Pour chacune des affirmations (a), (b) et (c), dites par oui ou par non si elle correspond à l'extrait sur ce roman, en citant mot pour mot les mots de l'extrait qui tranchent. (a) Le prologue est écrit de manière confuse. (b) Le personnel de l'hôpital donne à la victime le nom de Néo. (c) La doctoresse s'appelle Catherine Milan.

*Extrait*:
______________________________
Le prologue est écrit/narré de manière limpide, dynamique. Des tessons de suspense saupoudrent le décor : la haine des agresseurs, le « bon droit » qui « anesthésie leurs doutes » ; la surprise de l’agressé ; la présence d’une instance narrative mystérieuse.

Sauvé ? La première partie, Catherine, débute avec le réveil de la victime dans une chambre d’hôpital. Le narrateur se demande où il est, qui il est, ce qui lui est arrivé. Rebaptisé Néo (!) par le personnel hospitalier, il apprend qu’on a failli le débrancher, personne ne l’a réclamé, il semble surgi du néant. Désemparé, il se raccroche à une doctoresse, Catherine Milan, dont les soins, l’attention (et l’attente ?) dépassent la norme.
______________________________
*Liste des données*:
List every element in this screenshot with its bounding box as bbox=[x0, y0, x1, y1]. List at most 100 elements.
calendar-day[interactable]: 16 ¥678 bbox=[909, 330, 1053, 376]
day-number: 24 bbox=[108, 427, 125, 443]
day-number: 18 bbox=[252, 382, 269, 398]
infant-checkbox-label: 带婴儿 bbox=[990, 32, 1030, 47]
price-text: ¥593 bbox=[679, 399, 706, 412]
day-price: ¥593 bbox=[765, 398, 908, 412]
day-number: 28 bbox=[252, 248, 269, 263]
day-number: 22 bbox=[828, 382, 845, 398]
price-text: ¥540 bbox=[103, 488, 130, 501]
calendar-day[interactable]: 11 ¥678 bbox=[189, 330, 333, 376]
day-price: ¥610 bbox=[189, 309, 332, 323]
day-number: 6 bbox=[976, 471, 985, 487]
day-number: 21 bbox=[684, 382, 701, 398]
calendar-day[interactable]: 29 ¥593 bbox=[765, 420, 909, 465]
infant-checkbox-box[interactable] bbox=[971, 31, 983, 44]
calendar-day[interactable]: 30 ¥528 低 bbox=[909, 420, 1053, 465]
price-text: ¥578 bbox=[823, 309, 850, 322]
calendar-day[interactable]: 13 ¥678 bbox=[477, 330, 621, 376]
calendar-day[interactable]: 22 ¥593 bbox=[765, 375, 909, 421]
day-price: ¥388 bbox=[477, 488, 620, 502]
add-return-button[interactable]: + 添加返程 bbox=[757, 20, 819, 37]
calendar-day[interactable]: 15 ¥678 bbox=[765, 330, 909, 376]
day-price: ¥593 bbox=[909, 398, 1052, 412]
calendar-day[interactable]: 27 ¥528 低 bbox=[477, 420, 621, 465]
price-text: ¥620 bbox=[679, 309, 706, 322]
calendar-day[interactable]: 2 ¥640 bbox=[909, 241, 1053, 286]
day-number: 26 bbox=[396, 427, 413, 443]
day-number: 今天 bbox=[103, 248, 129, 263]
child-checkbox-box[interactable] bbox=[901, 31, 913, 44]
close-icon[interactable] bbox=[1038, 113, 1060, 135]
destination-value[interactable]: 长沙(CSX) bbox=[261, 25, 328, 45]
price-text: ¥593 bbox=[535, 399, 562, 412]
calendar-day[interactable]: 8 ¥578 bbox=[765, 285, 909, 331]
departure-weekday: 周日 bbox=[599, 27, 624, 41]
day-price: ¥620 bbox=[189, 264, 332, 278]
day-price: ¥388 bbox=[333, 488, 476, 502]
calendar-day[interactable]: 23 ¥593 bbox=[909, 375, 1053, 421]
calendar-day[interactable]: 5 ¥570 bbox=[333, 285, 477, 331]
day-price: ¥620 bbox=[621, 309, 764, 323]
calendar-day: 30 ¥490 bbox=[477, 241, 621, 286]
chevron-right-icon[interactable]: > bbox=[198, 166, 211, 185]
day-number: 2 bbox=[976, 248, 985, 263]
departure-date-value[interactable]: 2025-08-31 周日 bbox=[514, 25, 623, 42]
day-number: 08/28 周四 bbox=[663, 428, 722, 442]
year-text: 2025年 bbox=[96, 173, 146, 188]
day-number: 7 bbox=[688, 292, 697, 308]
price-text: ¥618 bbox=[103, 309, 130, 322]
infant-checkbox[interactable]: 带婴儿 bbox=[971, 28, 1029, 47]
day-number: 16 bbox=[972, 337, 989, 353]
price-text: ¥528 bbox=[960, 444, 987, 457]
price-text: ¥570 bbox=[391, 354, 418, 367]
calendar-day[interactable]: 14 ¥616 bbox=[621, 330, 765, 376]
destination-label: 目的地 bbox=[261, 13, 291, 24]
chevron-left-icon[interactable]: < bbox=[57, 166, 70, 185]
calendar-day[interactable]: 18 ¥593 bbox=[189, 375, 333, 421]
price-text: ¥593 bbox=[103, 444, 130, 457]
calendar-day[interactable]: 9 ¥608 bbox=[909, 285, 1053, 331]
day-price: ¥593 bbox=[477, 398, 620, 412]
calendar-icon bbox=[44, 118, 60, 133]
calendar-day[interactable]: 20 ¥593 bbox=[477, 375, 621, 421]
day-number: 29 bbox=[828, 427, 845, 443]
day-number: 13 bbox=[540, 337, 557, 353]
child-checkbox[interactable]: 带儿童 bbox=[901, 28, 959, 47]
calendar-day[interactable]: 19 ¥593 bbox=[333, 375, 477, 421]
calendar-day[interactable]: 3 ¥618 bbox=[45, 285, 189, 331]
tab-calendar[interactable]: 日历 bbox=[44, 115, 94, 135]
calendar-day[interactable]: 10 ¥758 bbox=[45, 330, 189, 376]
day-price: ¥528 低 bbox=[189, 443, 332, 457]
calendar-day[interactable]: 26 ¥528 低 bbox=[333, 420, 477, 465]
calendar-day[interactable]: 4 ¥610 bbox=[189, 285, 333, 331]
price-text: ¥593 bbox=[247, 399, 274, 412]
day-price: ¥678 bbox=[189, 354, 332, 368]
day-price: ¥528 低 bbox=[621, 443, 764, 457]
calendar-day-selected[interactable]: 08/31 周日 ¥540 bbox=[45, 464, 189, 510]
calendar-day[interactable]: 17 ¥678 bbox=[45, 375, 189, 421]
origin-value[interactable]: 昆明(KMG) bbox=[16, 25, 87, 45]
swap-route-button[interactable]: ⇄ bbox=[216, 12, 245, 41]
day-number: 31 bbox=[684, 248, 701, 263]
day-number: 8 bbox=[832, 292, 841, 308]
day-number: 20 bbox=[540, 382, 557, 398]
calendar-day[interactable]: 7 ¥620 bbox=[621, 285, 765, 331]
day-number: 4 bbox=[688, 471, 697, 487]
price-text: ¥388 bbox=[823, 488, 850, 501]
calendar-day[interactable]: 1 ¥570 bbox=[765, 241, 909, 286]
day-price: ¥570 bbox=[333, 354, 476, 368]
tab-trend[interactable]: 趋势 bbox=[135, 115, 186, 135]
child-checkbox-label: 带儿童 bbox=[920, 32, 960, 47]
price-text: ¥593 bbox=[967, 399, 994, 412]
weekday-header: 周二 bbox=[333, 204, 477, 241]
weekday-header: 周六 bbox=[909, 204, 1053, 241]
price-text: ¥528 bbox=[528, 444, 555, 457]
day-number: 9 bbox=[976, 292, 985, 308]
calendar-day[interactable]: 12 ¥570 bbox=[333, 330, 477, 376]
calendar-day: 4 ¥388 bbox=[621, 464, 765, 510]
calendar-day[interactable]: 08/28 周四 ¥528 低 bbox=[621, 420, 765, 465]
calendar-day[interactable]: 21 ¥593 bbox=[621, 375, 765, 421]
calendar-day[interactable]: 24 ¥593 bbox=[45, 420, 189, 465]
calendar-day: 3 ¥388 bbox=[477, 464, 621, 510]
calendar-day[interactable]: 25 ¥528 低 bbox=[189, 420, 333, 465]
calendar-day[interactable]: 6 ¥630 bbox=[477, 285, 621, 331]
______________________________
*Réponse*:
(a) Non : « Le prologue est écrit/narré de manière limpide, dynamique. »
(b) Oui : « Rebaptisé Néo (!) par le personnel hospitalier »
(c) Oui : « une doctoresse, Catherine Milan »